Problem :: Wherever the string "circle" appears in a line, extract that line.

Listed records ::
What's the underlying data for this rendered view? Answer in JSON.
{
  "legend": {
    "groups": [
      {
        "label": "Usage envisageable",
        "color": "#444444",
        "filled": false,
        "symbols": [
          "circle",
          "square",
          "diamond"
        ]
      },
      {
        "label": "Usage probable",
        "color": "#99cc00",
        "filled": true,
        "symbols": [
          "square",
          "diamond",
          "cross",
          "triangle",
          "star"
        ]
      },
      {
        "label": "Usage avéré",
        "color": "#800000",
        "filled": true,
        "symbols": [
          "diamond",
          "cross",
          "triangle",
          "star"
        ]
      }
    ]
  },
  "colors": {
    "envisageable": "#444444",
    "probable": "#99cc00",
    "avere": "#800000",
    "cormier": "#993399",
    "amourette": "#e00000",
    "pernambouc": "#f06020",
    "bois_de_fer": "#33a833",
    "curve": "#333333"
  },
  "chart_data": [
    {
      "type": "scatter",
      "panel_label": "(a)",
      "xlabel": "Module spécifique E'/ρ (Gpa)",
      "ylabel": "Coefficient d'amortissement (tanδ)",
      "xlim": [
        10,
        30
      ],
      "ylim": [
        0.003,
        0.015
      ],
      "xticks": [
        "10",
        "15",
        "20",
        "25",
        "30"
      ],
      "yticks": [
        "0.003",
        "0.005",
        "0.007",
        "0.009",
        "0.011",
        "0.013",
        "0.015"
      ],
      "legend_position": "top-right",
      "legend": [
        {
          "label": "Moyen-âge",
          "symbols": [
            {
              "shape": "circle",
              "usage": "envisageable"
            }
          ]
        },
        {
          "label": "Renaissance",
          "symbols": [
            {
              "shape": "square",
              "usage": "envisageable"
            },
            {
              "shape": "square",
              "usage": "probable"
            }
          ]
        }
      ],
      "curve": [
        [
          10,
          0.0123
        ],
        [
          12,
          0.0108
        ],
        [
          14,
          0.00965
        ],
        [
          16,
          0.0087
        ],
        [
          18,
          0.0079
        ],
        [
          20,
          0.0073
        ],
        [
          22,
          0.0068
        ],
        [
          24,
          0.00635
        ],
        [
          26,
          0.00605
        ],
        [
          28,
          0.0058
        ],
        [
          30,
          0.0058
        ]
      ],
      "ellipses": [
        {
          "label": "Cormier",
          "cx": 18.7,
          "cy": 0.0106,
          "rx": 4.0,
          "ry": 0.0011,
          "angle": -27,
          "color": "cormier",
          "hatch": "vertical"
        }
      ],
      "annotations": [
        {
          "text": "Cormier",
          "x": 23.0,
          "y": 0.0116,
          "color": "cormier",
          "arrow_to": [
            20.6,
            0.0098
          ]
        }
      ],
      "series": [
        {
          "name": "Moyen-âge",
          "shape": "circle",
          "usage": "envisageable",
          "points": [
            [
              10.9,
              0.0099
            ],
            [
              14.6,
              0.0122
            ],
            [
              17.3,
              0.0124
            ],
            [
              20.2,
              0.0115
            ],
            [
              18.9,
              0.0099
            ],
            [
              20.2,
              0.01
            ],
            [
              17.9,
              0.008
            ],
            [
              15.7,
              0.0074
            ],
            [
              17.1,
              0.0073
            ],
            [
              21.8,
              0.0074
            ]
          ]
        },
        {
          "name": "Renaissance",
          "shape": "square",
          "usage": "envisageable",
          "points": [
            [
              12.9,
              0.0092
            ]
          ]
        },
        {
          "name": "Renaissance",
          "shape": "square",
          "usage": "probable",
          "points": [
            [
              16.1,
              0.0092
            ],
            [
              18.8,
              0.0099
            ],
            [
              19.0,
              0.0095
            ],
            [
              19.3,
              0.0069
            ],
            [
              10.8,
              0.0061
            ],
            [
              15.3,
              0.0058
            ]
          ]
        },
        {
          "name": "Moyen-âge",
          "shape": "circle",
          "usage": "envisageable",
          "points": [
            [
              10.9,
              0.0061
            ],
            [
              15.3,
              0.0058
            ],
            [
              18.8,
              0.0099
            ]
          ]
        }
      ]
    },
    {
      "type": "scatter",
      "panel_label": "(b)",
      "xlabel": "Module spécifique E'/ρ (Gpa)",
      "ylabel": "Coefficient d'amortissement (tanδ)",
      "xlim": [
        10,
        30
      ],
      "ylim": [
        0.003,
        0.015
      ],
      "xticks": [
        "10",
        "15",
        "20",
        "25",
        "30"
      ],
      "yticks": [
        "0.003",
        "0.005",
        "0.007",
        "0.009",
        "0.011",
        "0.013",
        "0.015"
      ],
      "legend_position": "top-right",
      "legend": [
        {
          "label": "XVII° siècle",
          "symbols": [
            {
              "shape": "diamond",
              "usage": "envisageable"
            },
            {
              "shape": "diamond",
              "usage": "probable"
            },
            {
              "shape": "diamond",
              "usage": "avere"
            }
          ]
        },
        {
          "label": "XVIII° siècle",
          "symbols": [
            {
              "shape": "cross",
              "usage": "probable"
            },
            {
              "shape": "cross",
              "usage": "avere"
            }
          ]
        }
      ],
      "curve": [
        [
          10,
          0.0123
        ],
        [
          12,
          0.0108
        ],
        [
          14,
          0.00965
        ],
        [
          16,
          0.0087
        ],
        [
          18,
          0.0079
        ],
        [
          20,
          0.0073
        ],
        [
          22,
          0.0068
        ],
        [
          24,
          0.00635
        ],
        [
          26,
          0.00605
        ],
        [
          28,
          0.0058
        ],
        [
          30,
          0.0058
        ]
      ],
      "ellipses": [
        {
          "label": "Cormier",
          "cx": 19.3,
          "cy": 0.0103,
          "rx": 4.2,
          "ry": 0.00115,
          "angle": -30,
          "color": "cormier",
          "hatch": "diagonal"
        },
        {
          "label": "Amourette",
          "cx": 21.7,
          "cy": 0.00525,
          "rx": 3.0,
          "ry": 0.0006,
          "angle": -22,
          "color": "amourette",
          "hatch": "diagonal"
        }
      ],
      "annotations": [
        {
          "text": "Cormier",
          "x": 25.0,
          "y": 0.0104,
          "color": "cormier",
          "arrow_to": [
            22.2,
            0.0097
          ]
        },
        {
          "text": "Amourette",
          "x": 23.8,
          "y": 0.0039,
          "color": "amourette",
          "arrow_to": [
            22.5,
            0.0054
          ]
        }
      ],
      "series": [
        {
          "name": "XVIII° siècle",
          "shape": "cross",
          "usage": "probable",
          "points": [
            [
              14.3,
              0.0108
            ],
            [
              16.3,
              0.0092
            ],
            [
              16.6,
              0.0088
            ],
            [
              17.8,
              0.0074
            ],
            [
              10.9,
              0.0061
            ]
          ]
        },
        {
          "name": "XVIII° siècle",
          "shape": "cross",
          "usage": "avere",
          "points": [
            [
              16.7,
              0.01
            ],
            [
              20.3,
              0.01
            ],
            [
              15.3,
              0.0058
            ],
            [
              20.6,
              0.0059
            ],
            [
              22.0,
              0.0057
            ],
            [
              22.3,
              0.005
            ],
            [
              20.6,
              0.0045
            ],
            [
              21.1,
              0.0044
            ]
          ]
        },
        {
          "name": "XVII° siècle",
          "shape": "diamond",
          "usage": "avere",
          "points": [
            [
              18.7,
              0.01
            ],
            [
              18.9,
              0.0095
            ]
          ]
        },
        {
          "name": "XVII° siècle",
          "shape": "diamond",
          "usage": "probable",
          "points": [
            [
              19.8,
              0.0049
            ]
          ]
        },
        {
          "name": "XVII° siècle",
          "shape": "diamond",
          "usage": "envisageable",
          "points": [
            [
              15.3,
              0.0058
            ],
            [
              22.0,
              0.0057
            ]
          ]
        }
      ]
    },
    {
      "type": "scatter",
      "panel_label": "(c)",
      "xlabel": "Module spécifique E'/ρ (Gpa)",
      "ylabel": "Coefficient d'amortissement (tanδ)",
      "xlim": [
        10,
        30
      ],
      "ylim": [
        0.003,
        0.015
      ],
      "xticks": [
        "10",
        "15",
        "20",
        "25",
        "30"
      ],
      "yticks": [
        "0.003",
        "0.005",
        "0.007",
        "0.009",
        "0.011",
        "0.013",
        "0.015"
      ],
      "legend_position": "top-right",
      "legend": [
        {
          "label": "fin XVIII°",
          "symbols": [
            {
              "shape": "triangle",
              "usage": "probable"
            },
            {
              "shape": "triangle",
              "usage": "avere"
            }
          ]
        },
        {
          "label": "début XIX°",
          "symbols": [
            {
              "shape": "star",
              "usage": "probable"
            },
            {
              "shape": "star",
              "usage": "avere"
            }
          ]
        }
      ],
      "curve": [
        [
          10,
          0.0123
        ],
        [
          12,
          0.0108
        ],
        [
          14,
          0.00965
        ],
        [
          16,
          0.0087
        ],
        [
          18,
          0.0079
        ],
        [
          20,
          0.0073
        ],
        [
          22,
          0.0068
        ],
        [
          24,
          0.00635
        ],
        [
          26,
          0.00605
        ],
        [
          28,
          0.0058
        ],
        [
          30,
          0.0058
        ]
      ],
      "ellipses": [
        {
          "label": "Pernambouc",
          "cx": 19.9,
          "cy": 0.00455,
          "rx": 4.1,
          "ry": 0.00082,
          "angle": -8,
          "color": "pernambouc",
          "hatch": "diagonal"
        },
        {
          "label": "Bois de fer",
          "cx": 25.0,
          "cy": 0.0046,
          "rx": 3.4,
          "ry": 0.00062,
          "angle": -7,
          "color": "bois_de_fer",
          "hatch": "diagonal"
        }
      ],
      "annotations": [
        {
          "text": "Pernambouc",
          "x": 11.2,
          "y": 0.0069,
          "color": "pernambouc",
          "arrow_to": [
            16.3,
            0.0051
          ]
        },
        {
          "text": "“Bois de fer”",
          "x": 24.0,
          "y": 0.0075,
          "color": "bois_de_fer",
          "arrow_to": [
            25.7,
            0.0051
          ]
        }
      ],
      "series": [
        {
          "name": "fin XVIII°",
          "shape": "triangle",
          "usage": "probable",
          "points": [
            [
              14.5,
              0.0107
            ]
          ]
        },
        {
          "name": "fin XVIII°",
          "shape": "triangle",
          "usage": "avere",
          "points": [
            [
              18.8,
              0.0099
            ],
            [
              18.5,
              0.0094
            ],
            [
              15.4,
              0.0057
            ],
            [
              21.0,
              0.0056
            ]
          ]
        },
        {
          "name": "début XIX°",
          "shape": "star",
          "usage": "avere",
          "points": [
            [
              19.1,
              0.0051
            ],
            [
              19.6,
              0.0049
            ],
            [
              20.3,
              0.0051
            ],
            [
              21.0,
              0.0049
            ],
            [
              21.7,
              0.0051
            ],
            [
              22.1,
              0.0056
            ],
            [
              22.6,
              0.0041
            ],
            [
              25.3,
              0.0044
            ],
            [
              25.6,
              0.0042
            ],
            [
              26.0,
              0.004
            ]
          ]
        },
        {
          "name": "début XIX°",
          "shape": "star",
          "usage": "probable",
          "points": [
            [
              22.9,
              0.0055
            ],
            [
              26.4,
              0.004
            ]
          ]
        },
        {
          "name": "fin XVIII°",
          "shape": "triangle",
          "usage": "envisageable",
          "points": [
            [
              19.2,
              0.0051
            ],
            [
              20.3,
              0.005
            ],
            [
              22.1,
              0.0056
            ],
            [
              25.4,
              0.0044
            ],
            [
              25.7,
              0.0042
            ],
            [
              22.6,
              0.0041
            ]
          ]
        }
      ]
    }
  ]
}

Complete answer ::
          "circle",
              "shape": "circle",
          "shape": "circle",
          "shape": "circle",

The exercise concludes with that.